── Records shown ──
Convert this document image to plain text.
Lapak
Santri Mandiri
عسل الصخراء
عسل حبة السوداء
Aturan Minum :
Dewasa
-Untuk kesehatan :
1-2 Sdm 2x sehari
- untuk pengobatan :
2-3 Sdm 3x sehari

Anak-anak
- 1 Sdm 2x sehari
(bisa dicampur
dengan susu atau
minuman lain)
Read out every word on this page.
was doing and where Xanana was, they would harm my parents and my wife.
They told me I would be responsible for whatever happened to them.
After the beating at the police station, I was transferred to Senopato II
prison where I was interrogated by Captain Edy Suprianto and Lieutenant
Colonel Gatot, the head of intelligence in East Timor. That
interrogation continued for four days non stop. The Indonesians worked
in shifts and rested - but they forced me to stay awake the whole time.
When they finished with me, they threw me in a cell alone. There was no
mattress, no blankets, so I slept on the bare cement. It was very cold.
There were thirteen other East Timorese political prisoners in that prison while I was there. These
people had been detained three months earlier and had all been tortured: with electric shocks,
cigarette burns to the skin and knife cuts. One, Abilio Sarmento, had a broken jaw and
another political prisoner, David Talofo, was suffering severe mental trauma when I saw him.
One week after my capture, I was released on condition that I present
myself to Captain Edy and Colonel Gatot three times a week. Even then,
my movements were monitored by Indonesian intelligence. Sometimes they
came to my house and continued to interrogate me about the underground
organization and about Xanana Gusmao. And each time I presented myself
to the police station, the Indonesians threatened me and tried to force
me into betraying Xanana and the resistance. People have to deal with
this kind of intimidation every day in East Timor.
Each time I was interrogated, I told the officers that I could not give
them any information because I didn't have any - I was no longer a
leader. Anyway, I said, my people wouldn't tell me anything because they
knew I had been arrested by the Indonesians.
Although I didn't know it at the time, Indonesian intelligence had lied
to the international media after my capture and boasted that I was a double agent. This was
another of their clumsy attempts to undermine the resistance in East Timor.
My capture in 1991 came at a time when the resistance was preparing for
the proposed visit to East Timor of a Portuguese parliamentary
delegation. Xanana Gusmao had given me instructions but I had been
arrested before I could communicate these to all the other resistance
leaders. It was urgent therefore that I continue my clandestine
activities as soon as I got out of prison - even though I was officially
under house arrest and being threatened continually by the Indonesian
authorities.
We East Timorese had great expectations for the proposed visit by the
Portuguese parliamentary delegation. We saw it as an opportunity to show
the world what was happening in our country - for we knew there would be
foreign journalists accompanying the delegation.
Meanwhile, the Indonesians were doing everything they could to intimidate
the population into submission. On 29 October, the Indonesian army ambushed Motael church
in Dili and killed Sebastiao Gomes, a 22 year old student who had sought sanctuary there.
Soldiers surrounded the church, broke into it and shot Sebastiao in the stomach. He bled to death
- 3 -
───
▶ **Problem to solve**: Retype the records that precede this task, keeping them exactly the same.

▶ **Problem solution**:
Convert this document image to plain text.
Lapak
Santri Mandiri
عسل الصخراء
عسل حبة السوداء
Aturan Minum :
Dewasa
-Untuk kesehatan :
1-2 Sdm 2x sehari
- untuk pengobatan :
2-3 Sdm 3x sehari

Anak-anak
- 1 Sdm 2x sehari
(bisa dicampur
dengan susu atau
minuman lain)
Read out every word on this page.
was doing and where Xanana was, they would harm my parents and my wife.
They told me I would be responsible for whatever happened to them.
After the beating at the police station, I was transferred to Senopato II
prison where I was interrogated by Captain Edy Suprianto and Lieutenant
Colonel Gatot, the head of intelligence in East Timor. That
interrogation continued for four days non stop. The Indonesians worked
in shifts and rested - but they forced me to stay awake the whole time.
When they finished with me, they threw me in a cell alone. There was no
mattress, no blankets, so I slept on the bare cement. It was very cold.
There were thirteen other East Timorese political prisoners in that prison while I was there. These
people had been detained three months earlier and had all been tortured: with electric shocks,
cigarette burns to the skin and knife cuts. One, Abilio Sarmento, had a broken jaw and
another political prisoner, David Talofo, was suffering severe mental trauma when I saw him.
One week after my capture, I was released on condition that I present
myself to Captain Edy and Colonel Gatot three times a week. Even then,
my movements were monitored by Indonesian intelligence. Sometimes they
came to my house and continued to interrogate me about the underground
organization and about Xanana Gusmao. And each time I presented myself
to the police station, the Indonesians threatened me and tried to force
me into betraying Xanana and the resistance. People have to deal with
this kind of intimidation every day in East Timor.
Each time I was interrogated, I told the officers that I could not give
them any information because I didn't have any - I was no longer a
leader. Anyway, I said, my people wouldn't tell me anything because they
knew I had been arrested by the Indonesians.
Although I didn't know it at the time, Indonesian intelligence had lied
to the international media after my capture and boasted that I was a double agent. This was
another of their clumsy attempts to undermine the resistance in East Timor.
My capture in 1991 came at a time when the resistance was preparing for
the proposed visit to East Timor of a Portuguese parliamentary
delegation. Xanana Gusmao had given me instructions but I had been
arrested before I could communicate these to all the other resistance
leaders. It was urgent therefore that I continue my clandestine
activities as soon as I got out of prison - even though I was officially
under house arrest and being threatened continually by the Indonesian
authorities.
We East Timorese had great expectations for the proposed visit by the
Portuguese parliamentary delegation. We saw it as an opportunity to show
the world what was happening in our country - for we knew there would be
foreign journalists accompanying the delegation.
Meanwhile, the Indonesians were doing everything they could to intimidate
the population into submission. On 29 October, the Indonesian army ambushed Motael church
in Dili and killed Sebastiao Gomes, a 22 year old student who had sought sanctuary there.
Soldiers surrounded the church, broke into it and shot Sebastiao in the stomach. He bled to death
- 3 -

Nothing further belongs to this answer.